>> begin Listed entries

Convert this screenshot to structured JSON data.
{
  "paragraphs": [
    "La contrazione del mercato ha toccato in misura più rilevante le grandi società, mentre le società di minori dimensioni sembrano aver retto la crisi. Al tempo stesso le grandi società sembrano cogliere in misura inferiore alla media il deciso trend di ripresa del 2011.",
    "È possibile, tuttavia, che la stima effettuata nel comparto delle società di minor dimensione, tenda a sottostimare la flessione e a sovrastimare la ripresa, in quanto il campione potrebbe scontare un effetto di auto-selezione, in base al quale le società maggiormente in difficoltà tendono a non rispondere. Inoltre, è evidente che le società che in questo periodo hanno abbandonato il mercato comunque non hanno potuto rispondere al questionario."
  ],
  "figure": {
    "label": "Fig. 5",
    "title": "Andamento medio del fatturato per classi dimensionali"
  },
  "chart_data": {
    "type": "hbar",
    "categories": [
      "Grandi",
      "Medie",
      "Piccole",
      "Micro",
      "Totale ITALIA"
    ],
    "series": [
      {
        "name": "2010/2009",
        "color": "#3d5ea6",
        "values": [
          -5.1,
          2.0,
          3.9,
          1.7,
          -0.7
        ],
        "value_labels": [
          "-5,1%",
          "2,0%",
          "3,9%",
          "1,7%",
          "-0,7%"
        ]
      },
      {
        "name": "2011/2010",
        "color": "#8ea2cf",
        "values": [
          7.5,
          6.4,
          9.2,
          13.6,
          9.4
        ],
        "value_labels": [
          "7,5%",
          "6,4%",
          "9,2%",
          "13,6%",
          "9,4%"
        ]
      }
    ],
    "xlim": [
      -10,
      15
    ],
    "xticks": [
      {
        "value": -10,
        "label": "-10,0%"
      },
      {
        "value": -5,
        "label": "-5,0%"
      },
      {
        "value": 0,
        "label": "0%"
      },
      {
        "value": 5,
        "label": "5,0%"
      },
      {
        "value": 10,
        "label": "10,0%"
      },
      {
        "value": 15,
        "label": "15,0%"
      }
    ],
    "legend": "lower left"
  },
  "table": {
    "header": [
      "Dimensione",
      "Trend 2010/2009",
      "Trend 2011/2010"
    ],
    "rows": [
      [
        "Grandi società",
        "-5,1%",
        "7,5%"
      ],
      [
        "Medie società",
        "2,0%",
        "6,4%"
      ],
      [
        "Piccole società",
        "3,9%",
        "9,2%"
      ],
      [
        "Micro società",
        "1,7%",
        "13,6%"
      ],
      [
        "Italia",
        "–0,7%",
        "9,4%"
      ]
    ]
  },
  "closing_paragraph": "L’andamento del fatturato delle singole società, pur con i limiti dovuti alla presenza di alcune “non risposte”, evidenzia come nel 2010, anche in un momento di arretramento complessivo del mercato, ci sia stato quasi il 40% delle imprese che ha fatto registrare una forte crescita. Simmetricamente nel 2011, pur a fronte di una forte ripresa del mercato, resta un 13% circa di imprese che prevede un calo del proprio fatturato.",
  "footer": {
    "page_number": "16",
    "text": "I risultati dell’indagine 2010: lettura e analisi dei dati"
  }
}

>> end Listed entries

• _Requirement_:
Each line of the material must be restated exactly.

• _Reply_:
Convert this screenshot to structured JSON data.
{
  "paragraphs": [
    "La contrazione del mercato ha toccato in misura più rilevante le grandi società, mentre le società di minori dimensioni sembrano aver retto la crisi. Al tempo stesso le grandi società sembrano cogliere in misura inferiore alla media il deciso trend di ripresa del 2011.",
    "È possibile, tuttavia, che la stima effettuata nel comparto delle società di minor dimensione, tenda a sottostimare la flessione e a sovrastimare la ripresa, in quanto il campione potrebbe scontare un effetto di auto-selezione, in base al quale le società maggiormente in difficoltà tendono a non rispondere. Inoltre, è evidente che le società che in questo periodo hanno abbandonato il mercato comunque non hanno potuto rispondere al questionario."
  ],
  "figure": {
    "label": "Fig. 5",
    "title": "Andamento medio del fatturato per classi dimensionali"
  },
  "chart_data": {
    "type": "hbar",
    "categories": [
      "Grandi",
      "Medie",
      "Piccole",
      "Micro",
      "Totale ITALIA"
    ],
    "series": [
      {
        "name": "2010/2009",
        "color": "#3d5ea6",
        "values": [
          -5.1,
          2.0,
          3.9,
          1.7,
          -0.7
        ],
        "value_labels": [
          "-5,1%",
          "2,0%",
          "3,9%",
          "1,7%",
          "-0,7%"
        ]
      },
      {
        "name": "2011/2010",
        "color": "#8ea2cf",
        "values": [
          7.5,
          6.4,
          9.2,
          13.6,
          9.4
        ],
        "value_labels": [
          "7,5%",
          "6,4%",
          "9,2%",
          "13,6%",
          "9,4%"
        ]
      }
    ],
    "xlim": [
      -10,
      15
    ],
    "xticks": [
      {
        "value": -10,
        "label": "-10,0%"
      },
      {
        "value": -5,
        "label": "-5,0%"
      },
      {
        "value": 0,
        "label": "0%"
      },
      {
        "value": 5,
        "label": "5,0%"
      },
      {
        "value": 10,
        "label": "10,0%"
      },
      {
        "value": 15,
        "label": "15,0%"
      }
    ],
    "legend": "lower left"
  },
  "table": {
    "header": [
      "Dimensione",
      "Trend 2010/2009",
      "Trend 2011/2010"
    ],
    "rows": [
      [
        "Grandi società",
        "-5,1%",
        "7,5%"
      ],
      [
        "Medie società",
        "2,0%",
        "6,4%"
      ],
      [
        "Piccole società",
        "3,9%",
        "9,2%"
      ],
      [
        "Micro società",
        "1,7%",
        "13,6%"
      ],
      [
        "Italia",
        "–0,7%",
        "9,4%"
      ]
    ]
  },
  "closing_paragraph": "L’andamento del fatturato delle singole società, pur con i limiti dovuti alla presenza di alcune “non risposte”, evidenzia come nel 2010, anche in un momento di arretramento complessivo del mercato, ci sia stato quasi il 40% delle imprese che ha fatto registrare una forte crescita. Simmetricamente nel 2011, pur a fronte di una forte ripresa del mercato, resta un 13% circa di imprese che prevede un calo del proprio fatturato.",
  "footer": {
    "page_number": "16",
    "text": "I risultati dell’indagine 2010: lettura e analisi dei dati"
  }
}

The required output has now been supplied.